┌──

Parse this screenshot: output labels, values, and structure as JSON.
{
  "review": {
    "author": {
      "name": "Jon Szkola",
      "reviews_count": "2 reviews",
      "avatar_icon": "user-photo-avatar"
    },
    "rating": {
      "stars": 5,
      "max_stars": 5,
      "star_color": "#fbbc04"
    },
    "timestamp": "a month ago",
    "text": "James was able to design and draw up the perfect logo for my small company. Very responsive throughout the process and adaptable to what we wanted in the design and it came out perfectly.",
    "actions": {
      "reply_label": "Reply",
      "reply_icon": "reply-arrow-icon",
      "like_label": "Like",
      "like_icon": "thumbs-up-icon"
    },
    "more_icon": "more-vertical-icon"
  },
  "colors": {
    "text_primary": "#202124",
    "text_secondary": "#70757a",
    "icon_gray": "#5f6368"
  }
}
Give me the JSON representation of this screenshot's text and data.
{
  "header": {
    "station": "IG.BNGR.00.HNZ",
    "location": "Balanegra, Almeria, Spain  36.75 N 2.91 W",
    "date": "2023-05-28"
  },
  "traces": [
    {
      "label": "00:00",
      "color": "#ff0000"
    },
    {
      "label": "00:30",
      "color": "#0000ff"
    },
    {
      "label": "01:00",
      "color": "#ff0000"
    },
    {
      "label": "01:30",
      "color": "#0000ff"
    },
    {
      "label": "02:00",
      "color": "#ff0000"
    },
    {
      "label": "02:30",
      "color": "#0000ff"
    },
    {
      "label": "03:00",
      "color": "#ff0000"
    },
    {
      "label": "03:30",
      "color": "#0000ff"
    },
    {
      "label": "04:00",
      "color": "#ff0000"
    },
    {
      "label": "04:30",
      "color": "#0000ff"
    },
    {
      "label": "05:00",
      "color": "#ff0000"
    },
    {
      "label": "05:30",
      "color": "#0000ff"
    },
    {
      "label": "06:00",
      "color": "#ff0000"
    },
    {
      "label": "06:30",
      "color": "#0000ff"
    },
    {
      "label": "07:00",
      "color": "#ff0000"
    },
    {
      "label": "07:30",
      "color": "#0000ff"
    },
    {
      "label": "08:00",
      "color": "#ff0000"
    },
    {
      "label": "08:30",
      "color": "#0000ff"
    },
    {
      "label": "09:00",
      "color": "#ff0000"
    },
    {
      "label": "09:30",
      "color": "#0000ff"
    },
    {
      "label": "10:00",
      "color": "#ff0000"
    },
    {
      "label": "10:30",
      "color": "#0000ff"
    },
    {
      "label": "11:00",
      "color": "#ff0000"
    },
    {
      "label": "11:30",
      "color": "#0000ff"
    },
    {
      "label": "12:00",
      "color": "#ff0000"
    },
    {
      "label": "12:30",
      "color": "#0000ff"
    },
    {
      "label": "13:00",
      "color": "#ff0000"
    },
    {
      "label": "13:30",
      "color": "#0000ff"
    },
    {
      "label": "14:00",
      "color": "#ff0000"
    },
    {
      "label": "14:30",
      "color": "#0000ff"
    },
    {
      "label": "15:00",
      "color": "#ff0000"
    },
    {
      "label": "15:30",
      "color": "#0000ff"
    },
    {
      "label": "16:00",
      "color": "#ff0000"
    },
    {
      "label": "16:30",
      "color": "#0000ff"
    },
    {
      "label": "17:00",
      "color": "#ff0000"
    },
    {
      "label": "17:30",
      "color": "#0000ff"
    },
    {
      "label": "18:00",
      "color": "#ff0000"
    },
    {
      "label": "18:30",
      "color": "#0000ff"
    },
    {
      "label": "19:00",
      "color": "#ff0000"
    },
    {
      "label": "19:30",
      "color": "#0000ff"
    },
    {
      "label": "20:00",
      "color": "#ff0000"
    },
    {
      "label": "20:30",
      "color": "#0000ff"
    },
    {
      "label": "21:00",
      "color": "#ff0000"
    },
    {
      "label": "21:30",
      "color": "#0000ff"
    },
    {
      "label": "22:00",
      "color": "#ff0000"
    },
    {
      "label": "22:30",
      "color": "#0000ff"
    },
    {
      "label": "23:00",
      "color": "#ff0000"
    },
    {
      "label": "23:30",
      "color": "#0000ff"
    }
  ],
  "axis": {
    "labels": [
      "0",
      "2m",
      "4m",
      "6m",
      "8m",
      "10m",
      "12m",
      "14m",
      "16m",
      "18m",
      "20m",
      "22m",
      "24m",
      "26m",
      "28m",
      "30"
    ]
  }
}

└──

Copy all lines in the listing above where the string "this" appears.

TASK ANSWER –
Parse this screenshot: output labels, values, and structure as JSON.
Give me the JSON representation of this screenshot's text and data.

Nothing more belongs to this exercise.